[Saved entries]

·····

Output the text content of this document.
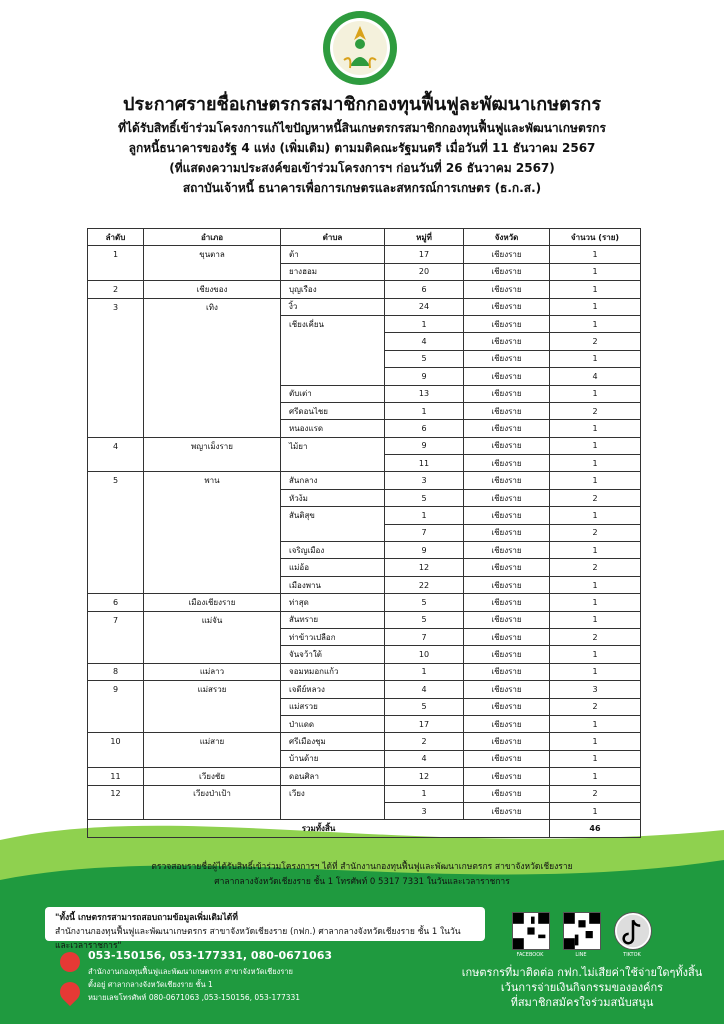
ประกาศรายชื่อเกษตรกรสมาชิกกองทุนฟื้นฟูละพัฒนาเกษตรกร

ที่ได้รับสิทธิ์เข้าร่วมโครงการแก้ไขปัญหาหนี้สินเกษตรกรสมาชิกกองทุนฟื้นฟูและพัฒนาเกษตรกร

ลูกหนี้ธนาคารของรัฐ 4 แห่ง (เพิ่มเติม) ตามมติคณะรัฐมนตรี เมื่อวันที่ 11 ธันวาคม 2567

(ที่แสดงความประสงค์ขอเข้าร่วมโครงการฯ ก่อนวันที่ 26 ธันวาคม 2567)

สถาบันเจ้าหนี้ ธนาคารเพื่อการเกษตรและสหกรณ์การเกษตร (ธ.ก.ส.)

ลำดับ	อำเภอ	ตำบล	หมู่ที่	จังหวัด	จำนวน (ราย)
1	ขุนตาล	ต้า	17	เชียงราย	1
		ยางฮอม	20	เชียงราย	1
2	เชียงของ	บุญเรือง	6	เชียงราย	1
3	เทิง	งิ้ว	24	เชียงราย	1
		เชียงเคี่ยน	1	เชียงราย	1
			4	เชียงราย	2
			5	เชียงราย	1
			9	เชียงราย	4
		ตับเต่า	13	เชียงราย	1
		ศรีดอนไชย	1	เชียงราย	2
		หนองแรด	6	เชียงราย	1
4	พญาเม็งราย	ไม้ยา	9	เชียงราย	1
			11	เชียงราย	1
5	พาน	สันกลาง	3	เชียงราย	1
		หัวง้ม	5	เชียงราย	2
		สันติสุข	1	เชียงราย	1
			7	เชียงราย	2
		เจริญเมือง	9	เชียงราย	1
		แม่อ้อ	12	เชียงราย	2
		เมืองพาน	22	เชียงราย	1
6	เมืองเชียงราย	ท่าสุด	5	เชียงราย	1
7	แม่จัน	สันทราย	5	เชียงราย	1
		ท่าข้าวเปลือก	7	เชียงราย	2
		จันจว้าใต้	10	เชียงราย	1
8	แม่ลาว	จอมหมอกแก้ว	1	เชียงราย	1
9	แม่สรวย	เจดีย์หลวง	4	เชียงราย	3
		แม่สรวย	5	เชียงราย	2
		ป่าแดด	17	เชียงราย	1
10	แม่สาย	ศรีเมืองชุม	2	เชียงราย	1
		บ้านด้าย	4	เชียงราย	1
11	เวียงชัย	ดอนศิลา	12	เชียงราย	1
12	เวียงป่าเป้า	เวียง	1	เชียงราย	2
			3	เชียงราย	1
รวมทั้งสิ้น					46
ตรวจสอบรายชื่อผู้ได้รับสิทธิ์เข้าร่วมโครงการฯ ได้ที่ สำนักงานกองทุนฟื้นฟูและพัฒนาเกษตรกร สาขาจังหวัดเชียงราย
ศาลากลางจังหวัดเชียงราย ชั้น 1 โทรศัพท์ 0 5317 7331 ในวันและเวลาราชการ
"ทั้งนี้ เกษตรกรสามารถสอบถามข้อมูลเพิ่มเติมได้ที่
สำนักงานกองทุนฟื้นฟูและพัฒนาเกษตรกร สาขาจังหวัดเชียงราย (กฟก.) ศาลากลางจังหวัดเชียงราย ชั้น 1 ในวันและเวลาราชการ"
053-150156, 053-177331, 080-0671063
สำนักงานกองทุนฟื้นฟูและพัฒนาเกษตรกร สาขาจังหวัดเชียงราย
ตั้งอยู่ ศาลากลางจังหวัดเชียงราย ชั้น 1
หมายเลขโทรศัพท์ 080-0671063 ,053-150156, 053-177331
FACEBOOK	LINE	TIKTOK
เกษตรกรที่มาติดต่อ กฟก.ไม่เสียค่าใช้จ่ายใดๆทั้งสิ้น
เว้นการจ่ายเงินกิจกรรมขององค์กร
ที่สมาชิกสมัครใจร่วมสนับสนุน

·····

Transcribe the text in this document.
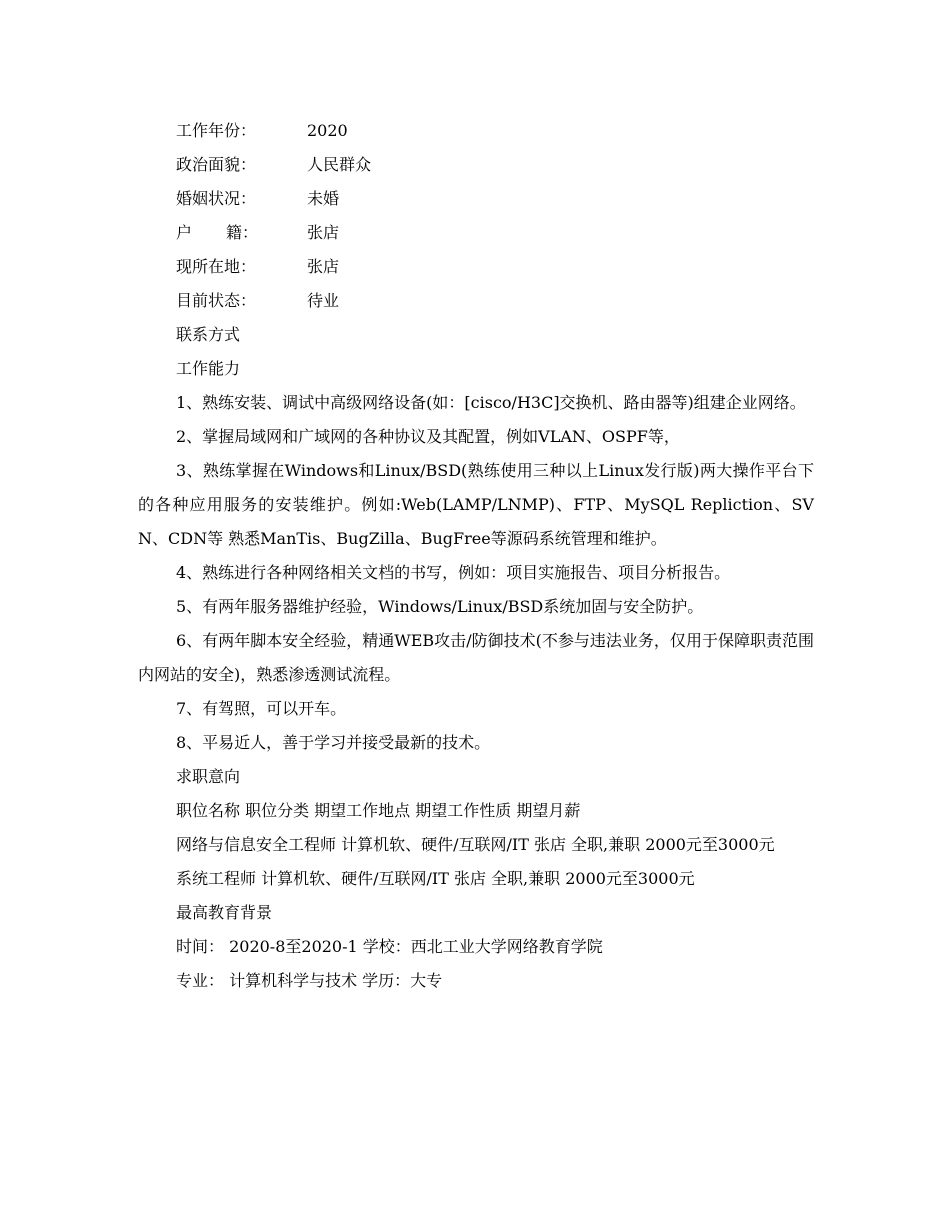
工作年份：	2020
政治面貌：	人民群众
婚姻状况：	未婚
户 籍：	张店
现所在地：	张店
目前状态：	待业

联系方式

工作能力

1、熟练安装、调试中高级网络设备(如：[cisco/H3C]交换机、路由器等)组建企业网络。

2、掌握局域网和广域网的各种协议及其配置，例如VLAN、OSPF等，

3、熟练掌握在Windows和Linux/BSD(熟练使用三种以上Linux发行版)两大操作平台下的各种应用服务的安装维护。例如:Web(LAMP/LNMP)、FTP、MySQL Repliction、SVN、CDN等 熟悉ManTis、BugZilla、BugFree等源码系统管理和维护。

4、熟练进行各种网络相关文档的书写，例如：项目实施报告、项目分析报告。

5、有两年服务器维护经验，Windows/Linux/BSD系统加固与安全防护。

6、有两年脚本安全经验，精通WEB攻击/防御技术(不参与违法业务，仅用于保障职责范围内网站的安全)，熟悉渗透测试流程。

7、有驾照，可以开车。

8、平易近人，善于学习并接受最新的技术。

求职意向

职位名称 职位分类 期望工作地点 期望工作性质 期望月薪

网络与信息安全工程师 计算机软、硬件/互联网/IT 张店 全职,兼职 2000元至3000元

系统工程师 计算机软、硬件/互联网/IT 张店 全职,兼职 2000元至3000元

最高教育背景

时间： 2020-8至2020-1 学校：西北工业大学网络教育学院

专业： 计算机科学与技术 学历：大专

·····

Show all lines from the data above in which the word "นและเวลาราชการ" appears.

ศาลากลางจังหวัดเชียงราย ชั้น 1 โทรศัพท์ 0 5317 7331 ในวันและเวลาราชการ
สำนักงานกองทุนฟื้นฟูและพัฒนาเกษตรกร สาขาจังหวัดเชียงราย (กฟก.) ศาลากลางจังหวัดเชียงราย ชั้น 1 ในวันและเวลาราชการ"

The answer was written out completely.